EXERCISE: Extend the Chet Atkins biography below, starting right after its last sentence.

Background information
- Also known as: "Mister Guitar", "The Country Gentleman"
- Born: Chester Burton Atkins June 20, 1924 Luttrell, Tennessee, U.S.
- Died: June 30, 2001 (aged 77) Forest Hills, Tennessee, U.S.
- Genres: Country; pop; rock; jazz; classical; folk; rockabilly; country rock;
- Occupations: Musician; songwriter; producer;
- Instrument: Guitar
- Works: Chet Atkins discography
- Years active: 1942–1996
- Labels: RCA Victor, Columbia
- Formerly of: The Country All-Stars; Arthur Fiedler; Les Paul; Jerry Reed; Hank Snow; Merle Travis; The Carter Sisters; Mark Knopfler; Tommy Emmanuel; Jim Carney;
- Website: misterguitar.us

= Chet Atkins =

American character singer (1924–2001)

Chester Burton Atkins (June 20, 1924 – June 30, 2001), nicknamed "Mister Guitar" and "the Country Gentleman", was a fingerpicking guitar player, arranger and producer who, along with Owen Bradley and Bob Ferguson, created the Nashville sound, the country music style which expanded its appeal to adult pop music fans. He was primarily a guitarist, but he also played the mandolin, fiddle, banjo, and ukulele, and occasionally sang.

Atkins's signature picking style was inspired by Merle Travis. His other major guitar influences were Django Reinhardt, George Barnes, Les Paul, and, later, Jerry Reed. His distinctive picking style and musicianship brought him admirers inside and outside the country scene, both in the United States and abroad. Atkins spent most of his career at RCA Victor and produced records for the Browns, Hank Snow, Porter Wagoner, Norma Jean, Dolly Parton, Dottie West, Perry Como, Floyd Cramer, Elvis Presley, the Everly Brothers, Eddy Arnold, Don Gibson, Jim Reeves, Jerry Reed, Skeeter Davis, Waylon Jennings, Roger Whittaker, Ann-Margret and many others.

Rolling Stone credited Atkins with inventing the "popwise 'Nashville sound' that rescued country music from a commercial slump" and ranked him number 21 on their list of "The 100 Greatest Guitarists of All Time". In 2023, Atkins was named the 39th best guitarist of all time. Among many other honors, Atkins received 14 Grammy Awards and the Grammy Lifetime Achievement Award. He also received nine Country Music Association awards for Instrumentalist of the Year. He was inducted into the Rock and Roll Hall of Fame, the Country Music Hall of Fame and Museum, and the Musicians Hall of Fame and Museum.

INFORMATION SHOWN:
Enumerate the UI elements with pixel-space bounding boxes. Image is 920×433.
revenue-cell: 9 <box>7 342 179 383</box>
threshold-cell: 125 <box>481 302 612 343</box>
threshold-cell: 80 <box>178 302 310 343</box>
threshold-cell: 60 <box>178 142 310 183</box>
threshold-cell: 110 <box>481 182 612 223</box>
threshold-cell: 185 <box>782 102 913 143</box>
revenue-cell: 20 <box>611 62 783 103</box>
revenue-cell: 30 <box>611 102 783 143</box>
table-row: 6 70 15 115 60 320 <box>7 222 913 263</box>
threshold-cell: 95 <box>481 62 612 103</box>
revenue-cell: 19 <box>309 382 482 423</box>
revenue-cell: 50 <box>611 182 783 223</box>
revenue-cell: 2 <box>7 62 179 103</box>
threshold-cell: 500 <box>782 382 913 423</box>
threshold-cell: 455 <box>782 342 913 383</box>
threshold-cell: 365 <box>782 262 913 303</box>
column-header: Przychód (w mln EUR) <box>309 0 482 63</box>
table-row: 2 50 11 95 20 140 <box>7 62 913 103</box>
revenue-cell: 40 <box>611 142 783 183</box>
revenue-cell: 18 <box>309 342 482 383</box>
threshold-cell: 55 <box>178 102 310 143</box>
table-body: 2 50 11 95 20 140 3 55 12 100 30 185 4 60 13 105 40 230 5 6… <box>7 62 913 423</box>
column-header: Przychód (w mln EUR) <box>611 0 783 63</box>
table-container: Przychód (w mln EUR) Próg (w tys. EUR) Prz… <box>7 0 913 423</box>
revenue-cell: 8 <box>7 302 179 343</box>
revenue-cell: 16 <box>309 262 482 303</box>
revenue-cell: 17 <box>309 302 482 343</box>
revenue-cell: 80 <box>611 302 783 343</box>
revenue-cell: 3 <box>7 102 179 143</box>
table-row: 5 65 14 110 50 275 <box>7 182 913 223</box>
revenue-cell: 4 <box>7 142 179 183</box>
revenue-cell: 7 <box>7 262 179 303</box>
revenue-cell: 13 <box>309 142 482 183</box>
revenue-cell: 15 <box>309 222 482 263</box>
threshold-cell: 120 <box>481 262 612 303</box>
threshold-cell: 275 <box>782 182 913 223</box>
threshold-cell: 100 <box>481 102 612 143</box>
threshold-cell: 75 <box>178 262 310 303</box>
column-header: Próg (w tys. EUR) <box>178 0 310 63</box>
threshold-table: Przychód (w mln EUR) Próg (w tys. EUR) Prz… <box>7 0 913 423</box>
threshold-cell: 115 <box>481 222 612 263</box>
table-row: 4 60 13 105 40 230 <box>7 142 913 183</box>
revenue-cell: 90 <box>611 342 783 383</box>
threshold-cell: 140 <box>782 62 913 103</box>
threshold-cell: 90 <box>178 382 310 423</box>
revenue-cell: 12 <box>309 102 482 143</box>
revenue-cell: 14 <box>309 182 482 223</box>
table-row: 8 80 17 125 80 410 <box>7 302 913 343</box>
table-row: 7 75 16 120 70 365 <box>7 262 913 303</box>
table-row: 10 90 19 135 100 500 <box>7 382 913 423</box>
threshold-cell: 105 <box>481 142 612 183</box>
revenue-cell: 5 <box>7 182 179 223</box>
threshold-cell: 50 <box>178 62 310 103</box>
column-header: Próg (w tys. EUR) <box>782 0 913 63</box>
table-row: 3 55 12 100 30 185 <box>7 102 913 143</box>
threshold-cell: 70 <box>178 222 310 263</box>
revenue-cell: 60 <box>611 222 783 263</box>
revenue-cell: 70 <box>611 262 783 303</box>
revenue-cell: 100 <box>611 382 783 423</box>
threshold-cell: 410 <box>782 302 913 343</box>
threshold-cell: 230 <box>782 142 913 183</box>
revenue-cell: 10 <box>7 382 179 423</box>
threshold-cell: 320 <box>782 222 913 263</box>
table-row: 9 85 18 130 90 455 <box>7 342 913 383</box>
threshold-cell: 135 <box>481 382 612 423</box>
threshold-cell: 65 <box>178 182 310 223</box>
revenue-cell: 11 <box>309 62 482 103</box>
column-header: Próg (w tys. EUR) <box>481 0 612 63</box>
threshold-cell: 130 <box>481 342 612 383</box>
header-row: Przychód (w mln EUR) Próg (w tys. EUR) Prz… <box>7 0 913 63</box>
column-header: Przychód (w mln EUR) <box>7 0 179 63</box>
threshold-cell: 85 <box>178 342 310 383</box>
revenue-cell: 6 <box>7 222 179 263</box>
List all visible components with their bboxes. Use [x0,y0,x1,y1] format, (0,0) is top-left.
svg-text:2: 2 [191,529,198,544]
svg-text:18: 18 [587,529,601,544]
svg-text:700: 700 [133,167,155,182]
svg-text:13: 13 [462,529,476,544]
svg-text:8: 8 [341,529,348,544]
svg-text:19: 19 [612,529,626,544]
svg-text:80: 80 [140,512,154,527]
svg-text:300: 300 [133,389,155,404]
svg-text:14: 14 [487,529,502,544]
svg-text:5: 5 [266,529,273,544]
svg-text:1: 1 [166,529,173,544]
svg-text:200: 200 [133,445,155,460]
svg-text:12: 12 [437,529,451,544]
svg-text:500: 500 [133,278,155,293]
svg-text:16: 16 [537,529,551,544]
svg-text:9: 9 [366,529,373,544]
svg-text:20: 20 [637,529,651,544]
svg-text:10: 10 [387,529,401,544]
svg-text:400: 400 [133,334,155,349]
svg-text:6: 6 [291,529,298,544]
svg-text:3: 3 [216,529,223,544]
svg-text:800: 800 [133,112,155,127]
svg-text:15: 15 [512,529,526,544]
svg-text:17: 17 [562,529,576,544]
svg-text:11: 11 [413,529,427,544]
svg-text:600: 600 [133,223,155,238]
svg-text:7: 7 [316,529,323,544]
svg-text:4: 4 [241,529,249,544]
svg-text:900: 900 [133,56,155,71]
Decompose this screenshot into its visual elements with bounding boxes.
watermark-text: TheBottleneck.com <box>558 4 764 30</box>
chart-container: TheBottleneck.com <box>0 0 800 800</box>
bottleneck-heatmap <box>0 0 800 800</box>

RESULT OF THE TASK:
==Biography==

===Childhood and early life===
Atkins was born on June 20, 1924, in Luttrell, Tennessee, near Clinch Mountain. His parents divorced when he was six years old, after which he was raised by his mother. He was the youngest of three boys and a girl. He started out on the ukulele, later moving on to the fiddle, but he made a swap with his brother Lowell when he was nine: an old pistol and some chores for a guitar. He stated in his 1974 autobiography, "We were so poor and everybody around us was so poor that it was the forties before anyone even knew there had been a depression." Forced to relocate to Fortson, Georgia, outside of Columbus to live with his father because of a critical asthma condition, Atkins was a sensitive youth who became obsessed with music. Because of his illness, he was forced to sleep in a straight-back chair to breathe comfortably. On those nights, he played his guitar until he fell asleep holding it, a habit that lasted his whole life. While living in Fortson, Atkins attended the historic Mountain Hill School. He returned in the 1990s to play a series of charity concerts to save the school from demolition.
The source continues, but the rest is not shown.